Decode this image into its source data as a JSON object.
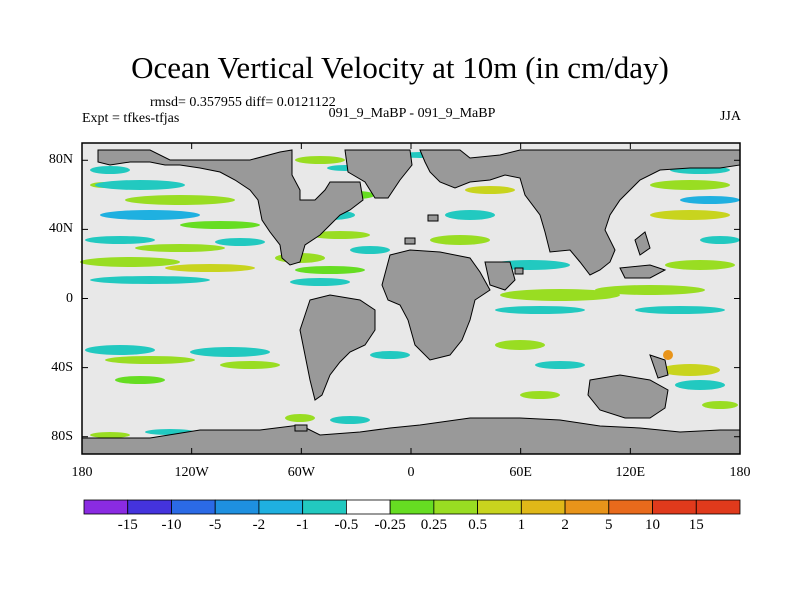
{
  "title": "Ocean Vertical Velocity at 10m (in cm/day)",
  "stats": "rmsd= 0.357955 diff= 0.0121122",
  "experiment": "Expt = tfkes-tfjas",
  "comparison": "091_9_MaBP - 091_9_MaBP",
  "season": "JJA",
  "axes": {
    "y_ticks": [
      {
        "value": 80,
        "label": "80N"
      },
      {
        "value": 40,
        "label": "40N"
      },
      {
        "value": 0,
        "label": "0"
      },
      {
        "value": -40,
        "label": "40S"
      },
      {
        "value": -80,
        "label": "80S"
      }
    ],
    "x_ticks": [
      {
        "value": -180,
        "label": "180"
      },
      {
        "value": -120,
        "label": "120W"
      },
      {
        "value": -60,
        "label": "60W"
      },
      {
        "value": 0,
        "label": "0"
      },
      {
        "value": 60,
        "label": "60E"
      },
      {
        "value": 120,
        "label": "120E"
      },
      {
        "value": 180,
        "label": "180"
      }
    ],
    "lon_range": [
      -180,
      180
    ],
    "lat_range": [
      -90,
      90
    ]
  },
  "colors": {
    "land": "#999999",
    "ocean_neutral": "#e8e8e8",
    "frame": "#000000"
  },
  "colorbar": {
    "colors": [
      "#8a2be2",
      "#4433dd",
      "#2b6ae6",
      "#1e90e0",
      "#1fb0e0",
      "#22c9c0",
      "#ffffff",
      "#66dd22",
      "#99dd22",
      "#c8d41e",
      "#e0b818",
      "#e8941a",
      "#e86a1c",
      "#e03a1c"
    ],
    "labels": [
      "-15",
      "-10",
      "-5",
      "-2",
      "-1",
      "-0.5",
      "-0.25",
      "0.25",
      "0.5",
      "1",
      "2",
      "5",
      "10",
      "15"
    ]
  }
}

:: EXERCISE DESCRIPTION ::
Quote the data above in full, leaving out the pictures it holds.

:: SOLVED PROBLEM ::
Decode this image into its source data as a JSON object.
{
  "title": "Ocean Vertical Velocity at 10m (in cm/day)",
  "stats": "rmsd= 0.357955 diff= 0.0121122",
  "experiment": "Expt = tfkes-tfjas",
  "comparison": "091_9_MaBP - 091_9_MaBP",
  "season": "JJA",
  "axes": {
    "y_ticks": [
      {
        "value": 80,
        "label": "80N"
      },
      {
        "value": 40,
        "label": "40N"
      },
      {
        "value": 0,
        "label": "0"
      },
      {
        "value": -40,
        "label": "40S"
      },
      {
        "value": -80,
        "label": "80S"
      }
    ],
    "x_ticks": [
      {
        "value": -180,
        "label": "180"
      },
      {
        "value": -120,
        "label": "120W"
      },
      {
        "value": -60,
        "label": "60W"
      },
      {
        "value": 0,
        "label": "0"
      },
      {
        "value": 60,
        "label": "60E"
      },
      {
        "value": 120,
        "label": "120E"
      },
      {
        "value": 180,
        "label": "180"
      }
    ],
    "lon_range": [
      -180,
      180
    ],
    "lat_range": [
      -90,
      90
    ]
  },
  "colors": {
    "land": "#999999",
    "ocean_neutral": "#e8e8e8",
    "frame": "#000000"
  },
  "colorbar": {
    "colors": [
      "#8a2be2",
      "#4433dd",
      "#2b6ae6",
      "#1e90e0",
      "#1fb0e0",
      "#22c9c0",
      "#ffffff",
      "#66dd22",
      "#99dd22",
      "#c8d41e",
      "#e0b818",
      "#e8941a",
      "#e86a1c",
      "#e03a1c"
    ],
    "labels": [
      "-15",
      "-10",
      "-5",
      "-2",
      "-1",
      "-0.5",
      "-0.25",
      "0.25",
      "0.5",
      "1",
      "2",
      "5",
      "10",
      "15"
    ]
  }
}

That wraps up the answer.